• What the task requires: Go through each line of the records below and count those with the word "block"; give only the total.

• Input for this task:
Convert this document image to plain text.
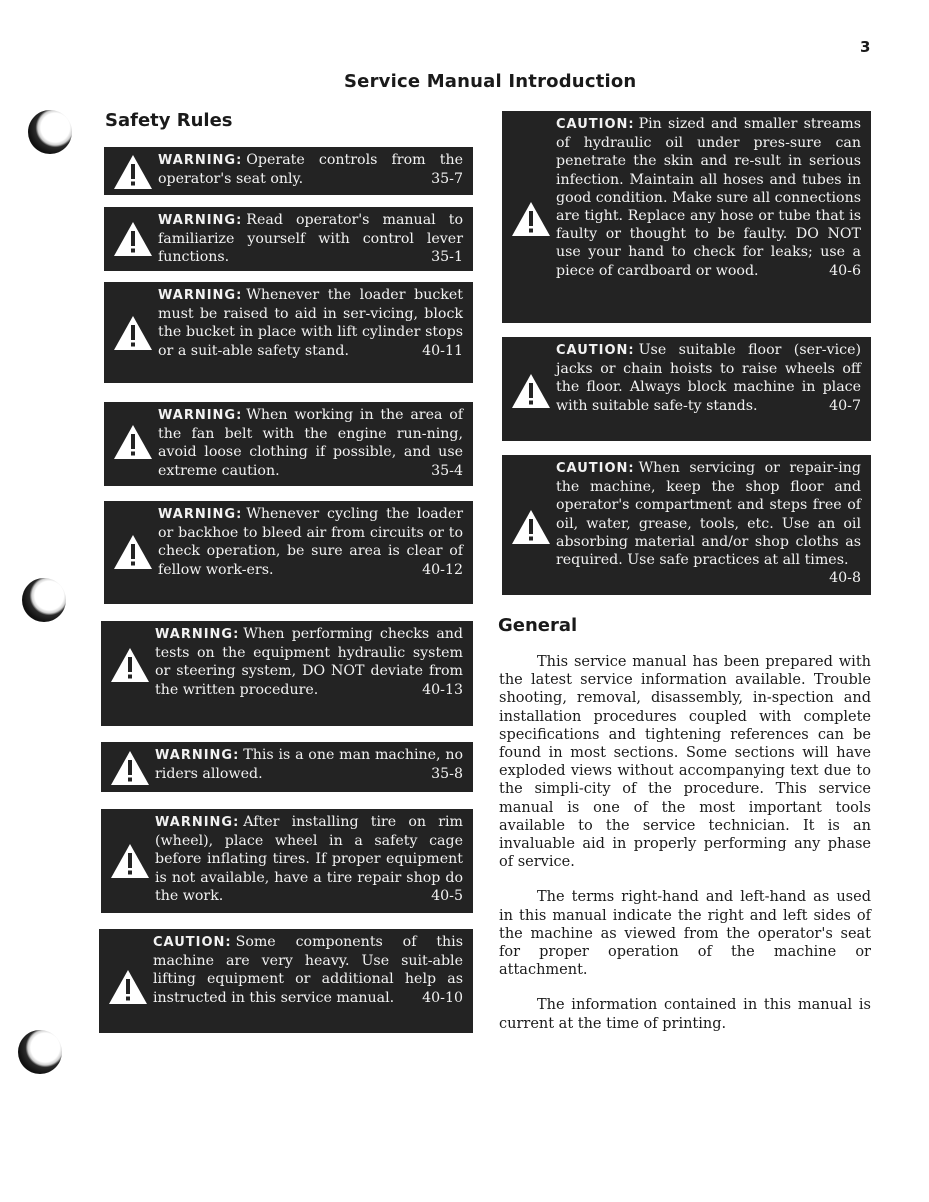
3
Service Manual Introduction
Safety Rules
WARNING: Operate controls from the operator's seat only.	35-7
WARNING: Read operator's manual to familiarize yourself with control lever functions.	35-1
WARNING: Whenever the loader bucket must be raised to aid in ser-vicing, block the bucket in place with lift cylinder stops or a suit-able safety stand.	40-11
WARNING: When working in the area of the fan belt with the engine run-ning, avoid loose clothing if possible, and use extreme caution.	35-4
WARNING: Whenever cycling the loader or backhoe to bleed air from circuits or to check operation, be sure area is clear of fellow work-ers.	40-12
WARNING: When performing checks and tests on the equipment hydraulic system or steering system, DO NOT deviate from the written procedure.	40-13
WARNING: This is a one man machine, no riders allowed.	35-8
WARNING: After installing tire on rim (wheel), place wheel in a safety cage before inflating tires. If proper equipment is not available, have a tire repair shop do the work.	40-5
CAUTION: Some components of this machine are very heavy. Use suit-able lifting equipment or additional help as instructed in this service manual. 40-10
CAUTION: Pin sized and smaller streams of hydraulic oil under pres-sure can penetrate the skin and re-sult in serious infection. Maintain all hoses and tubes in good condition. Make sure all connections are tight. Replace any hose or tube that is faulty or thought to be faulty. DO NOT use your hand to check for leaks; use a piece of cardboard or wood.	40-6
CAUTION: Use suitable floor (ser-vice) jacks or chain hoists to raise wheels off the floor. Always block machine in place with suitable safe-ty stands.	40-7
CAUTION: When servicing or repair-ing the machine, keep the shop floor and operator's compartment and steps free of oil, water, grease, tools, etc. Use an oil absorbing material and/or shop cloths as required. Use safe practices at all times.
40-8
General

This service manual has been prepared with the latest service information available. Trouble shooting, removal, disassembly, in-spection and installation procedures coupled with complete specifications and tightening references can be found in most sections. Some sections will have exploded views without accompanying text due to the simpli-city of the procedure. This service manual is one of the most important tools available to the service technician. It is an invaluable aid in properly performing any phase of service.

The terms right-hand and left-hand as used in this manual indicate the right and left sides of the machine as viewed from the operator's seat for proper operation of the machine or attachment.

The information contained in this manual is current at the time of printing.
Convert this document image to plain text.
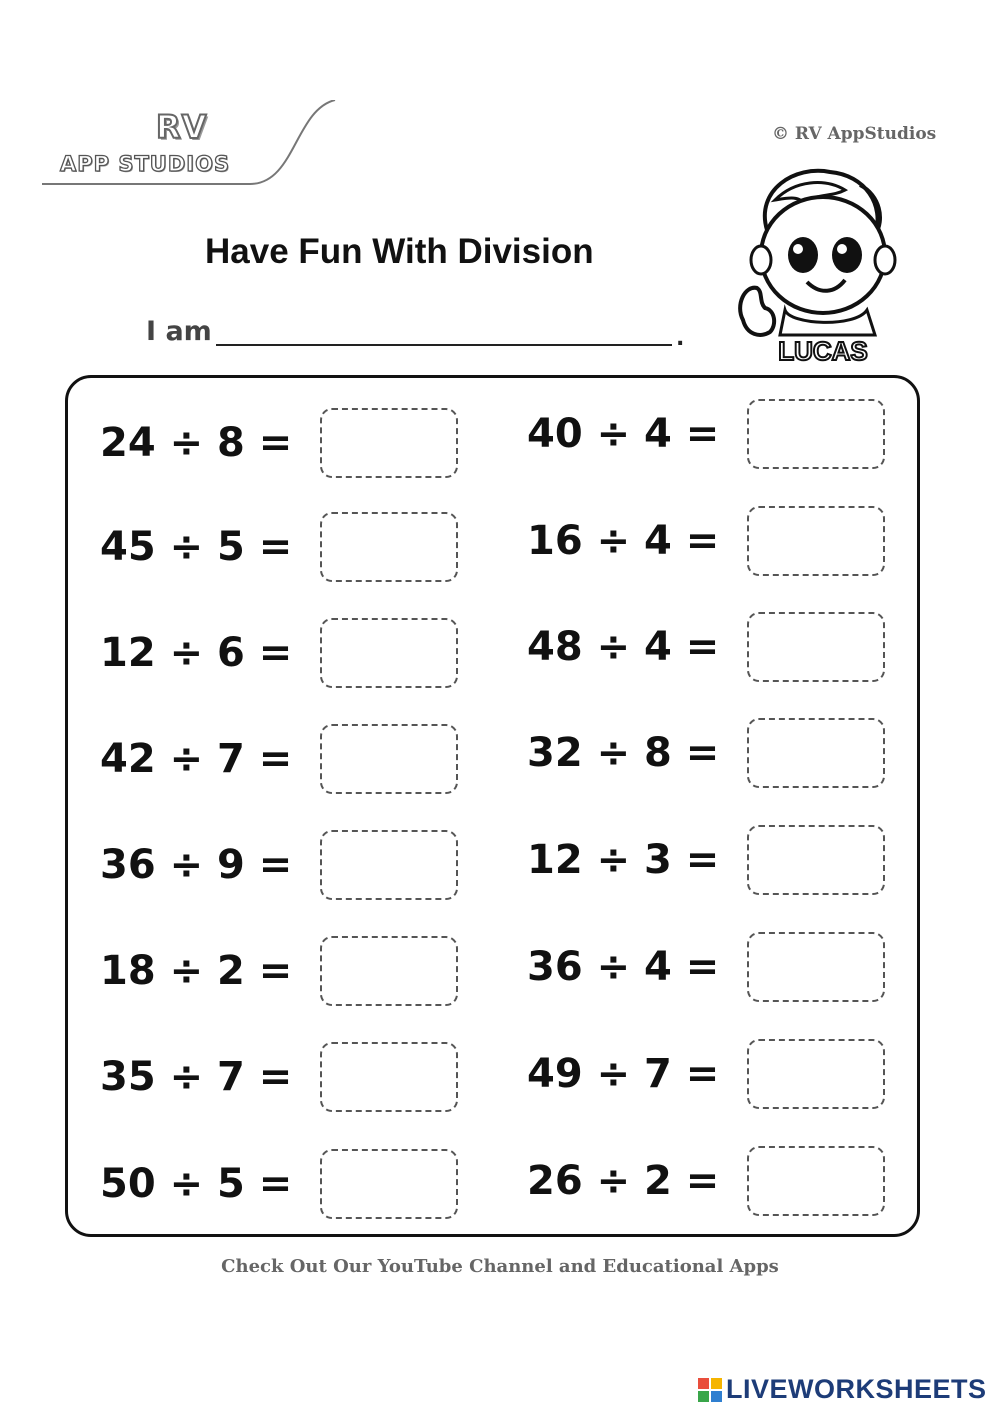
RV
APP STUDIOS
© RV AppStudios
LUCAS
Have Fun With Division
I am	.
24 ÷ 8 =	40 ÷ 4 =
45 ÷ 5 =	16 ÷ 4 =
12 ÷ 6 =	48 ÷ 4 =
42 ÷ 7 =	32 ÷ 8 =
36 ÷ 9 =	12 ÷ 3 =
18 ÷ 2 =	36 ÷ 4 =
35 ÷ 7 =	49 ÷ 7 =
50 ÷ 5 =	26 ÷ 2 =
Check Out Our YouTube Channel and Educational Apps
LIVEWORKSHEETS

• Answer for this exercise: 2